DIRECTIONS FOR THIS TASK:
Copy every line of the items below without any change.

[Element placement data]
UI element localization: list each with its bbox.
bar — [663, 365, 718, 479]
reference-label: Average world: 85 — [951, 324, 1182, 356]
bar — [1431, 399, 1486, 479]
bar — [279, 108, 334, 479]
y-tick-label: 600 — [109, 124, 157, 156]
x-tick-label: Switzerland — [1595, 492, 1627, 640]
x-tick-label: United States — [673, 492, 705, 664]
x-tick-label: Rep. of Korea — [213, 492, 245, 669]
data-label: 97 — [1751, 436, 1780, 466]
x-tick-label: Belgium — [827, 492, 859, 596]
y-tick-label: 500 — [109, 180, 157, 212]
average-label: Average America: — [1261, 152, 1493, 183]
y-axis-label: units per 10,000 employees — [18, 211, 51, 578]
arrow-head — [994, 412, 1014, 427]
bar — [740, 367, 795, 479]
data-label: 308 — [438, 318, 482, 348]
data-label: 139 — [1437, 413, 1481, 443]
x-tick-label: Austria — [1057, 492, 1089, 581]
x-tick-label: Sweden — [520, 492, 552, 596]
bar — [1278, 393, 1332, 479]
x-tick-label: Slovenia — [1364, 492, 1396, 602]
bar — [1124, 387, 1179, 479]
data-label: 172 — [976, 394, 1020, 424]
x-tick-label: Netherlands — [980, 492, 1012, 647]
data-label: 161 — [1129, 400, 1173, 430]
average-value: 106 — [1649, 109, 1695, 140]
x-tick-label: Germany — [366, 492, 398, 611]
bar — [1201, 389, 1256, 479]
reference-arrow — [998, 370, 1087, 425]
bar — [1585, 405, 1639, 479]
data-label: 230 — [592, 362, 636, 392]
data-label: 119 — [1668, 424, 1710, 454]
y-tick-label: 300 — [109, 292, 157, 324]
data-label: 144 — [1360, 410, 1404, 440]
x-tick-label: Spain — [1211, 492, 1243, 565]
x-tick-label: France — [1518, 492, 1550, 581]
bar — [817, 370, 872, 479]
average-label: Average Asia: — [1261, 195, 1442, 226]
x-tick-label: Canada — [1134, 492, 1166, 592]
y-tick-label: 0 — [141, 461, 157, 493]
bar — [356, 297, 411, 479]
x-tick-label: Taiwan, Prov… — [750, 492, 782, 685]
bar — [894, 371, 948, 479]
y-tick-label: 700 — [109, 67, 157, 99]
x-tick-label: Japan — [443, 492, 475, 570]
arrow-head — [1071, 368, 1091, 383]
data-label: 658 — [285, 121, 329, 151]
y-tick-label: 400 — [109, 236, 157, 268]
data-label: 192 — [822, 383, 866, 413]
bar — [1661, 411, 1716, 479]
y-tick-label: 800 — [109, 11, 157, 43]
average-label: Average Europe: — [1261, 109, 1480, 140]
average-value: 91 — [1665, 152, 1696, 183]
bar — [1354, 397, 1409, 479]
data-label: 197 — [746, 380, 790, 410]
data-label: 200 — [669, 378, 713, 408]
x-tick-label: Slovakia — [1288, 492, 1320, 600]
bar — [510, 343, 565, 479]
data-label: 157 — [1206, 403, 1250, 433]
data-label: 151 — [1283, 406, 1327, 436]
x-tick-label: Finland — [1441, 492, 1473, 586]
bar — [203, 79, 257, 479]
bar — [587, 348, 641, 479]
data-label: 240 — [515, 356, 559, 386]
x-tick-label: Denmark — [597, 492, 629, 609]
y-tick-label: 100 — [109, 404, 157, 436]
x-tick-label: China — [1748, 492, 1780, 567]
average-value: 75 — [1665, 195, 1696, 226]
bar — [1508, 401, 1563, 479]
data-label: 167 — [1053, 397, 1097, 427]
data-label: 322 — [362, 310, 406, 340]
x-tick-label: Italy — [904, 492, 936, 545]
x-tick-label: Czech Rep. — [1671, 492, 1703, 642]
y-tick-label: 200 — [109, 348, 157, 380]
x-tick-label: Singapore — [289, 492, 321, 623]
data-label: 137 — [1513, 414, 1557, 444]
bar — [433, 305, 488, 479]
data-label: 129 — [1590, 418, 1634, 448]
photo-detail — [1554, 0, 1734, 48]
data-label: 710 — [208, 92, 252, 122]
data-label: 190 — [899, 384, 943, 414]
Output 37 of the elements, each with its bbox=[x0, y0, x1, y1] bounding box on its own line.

RESPONSE BELOW:
UI element localization: list each with its bbox.
bar — [663, 365, 718, 479]
reference-label: Average world: 85 — [951, 324, 1182, 356]
bar — [1431, 399, 1486, 479]
bar — [279, 108, 334, 479]
y-tick-label: 600 — [109, 124, 157, 156]
x-tick-label: Switzerland — [1595, 492, 1627, 640]
x-tick-label: United States — [673, 492, 705, 664]
x-tick-label: Rep. of Korea — [213, 492, 245, 669]
data-label: 97 — [1751, 436, 1780, 466]
x-tick-label: Belgium — [827, 492, 859, 596]
y-tick-label: 500 — [109, 180, 157, 212]
average-label: Average America: — [1261, 152, 1493, 183]
y-axis-label: units per 10,000 employees — [18, 211, 51, 578]
arrow-head — [994, 412, 1014, 427]
bar — [740, 367, 795, 479]
data-label: 308 — [438, 318, 482, 348]
data-label: 139 — [1437, 413, 1481, 443]
x-tick-label: Austria — [1057, 492, 1089, 581]
x-tick-label: Sweden — [520, 492, 552, 596]
bar — [1278, 393, 1332, 479]
x-tick-label: Slovenia — [1364, 492, 1396, 602]
bar — [1124, 387, 1179, 479]
data-label: 172 — [976, 394, 1020, 424]
x-tick-label: Netherlands — [980, 492, 1012, 647]
data-label: 161 — [1129, 400, 1173, 430]
average-value: 106 — [1649, 109, 1695, 140]
x-tick-label: Germany — [366, 492, 398, 611]
bar — [1201, 389, 1256, 479]
reference-arrow — [998, 370, 1087, 425]
bar — [1585, 405, 1639, 479]
data-label: 230 — [592, 362, 636, 392]
data-label: 119 — [1668, 424, 1710, 454]
y-tick-label: 300 — [109, 292, 157, 324]
data-label: 144 — [1360, 410, 1404, 440]
x-tick-label: Spain — [1211, 492, 1243, 565]
x-tick-label: France — [1518, 492, 1550, 581]
bar — [817, 370, 872, 479]
average-label: Average Asia: — [1261, 195, 1442, 226]
x-tick-label: Canada — [1134, 492, 1166, 592]
y-tick-label: 0 — [141, 461, 157, 493]
bar — [356, 297, 411, 479]
x-tick-label: Taiwan, Prov… — [750, 492, 782, 685]
bar — [894, 371, 948, 479]
y-tick-label: 700 — [109, 67, 157, 99]
x-tick-label: Japan — [443, 492, 475, 570]
arrow-head — [1071, 368, 1091, 383]
data-label: 658 — [285, 121, 329, 151]
y-tick-label: 400 — [109, 236, 157, 268]
data-label: 192 — [822, 383, 866, 413]
bar — [1661, 411, 1716, 479]
y-tick-label: 800 — [109, 11, 157, 43]
average-label: Average Europe: — [1261, 109, 1480, 140]
average-value: 91 — [1665, 152, 1696, 183]
bar — [1354, 397, 1409, 479]
data-label: 197 — [746, 380, 790, 410]
data-label: 200 — [669, 378, 713, 408]
x-tick-label: Slovakia — [1288, 492, 1320, 600]
bar — [510, 343, 565, 479]
data-label: 157 — [1206, 403, 1250, 433]
data-label: 151 — [1283, 406, 1327, 436]
x-tick-label: Finland — [1441, 492, 1473, 586]
bar — [203, 79, 257, 479]
bar — [587, 348, 641, 479]
data-label: 240 — [515, 356, 559, 386]
x-tick-label: Denmark — [597, 492, 629, 609]
y-tick-label: 100 — [109, 404, 157, 436]
x-tick-label: China — [1748, 492, 1780, 567]
average-value: 75 — [1665, 195, 1696, 226]
bar — [1508, 401, 1563, 479]
data-label: 167 — [1053, 397, 1097, 427]
data-label: 322 — [362, 310, 406, 340]
x-tick-label: Italy — [904, 492, 936, 545]
x-tick-label: Czech Rep. — [1671, 492, 1703, 642]
y-tick-label: 200 — [109, 348, 157, 380]
x-tick-label: Singapore — [289, 492, 321, 623]
data-label: 137 — [1513, 414, 1557, 444]
bar — [433, 305, 488, 479]
data-label: 129 — [1590, 418, 1634, 448]
photo-detail — [1554, 0, 1734, 48]
data-label: 710 — [208, 92, 252, 122]
data-label: 190 — [899, 384, 943, 414]
Output 37 of the elements, each with its bbox=[x0, y0, x1, y1] bounding box on its own line.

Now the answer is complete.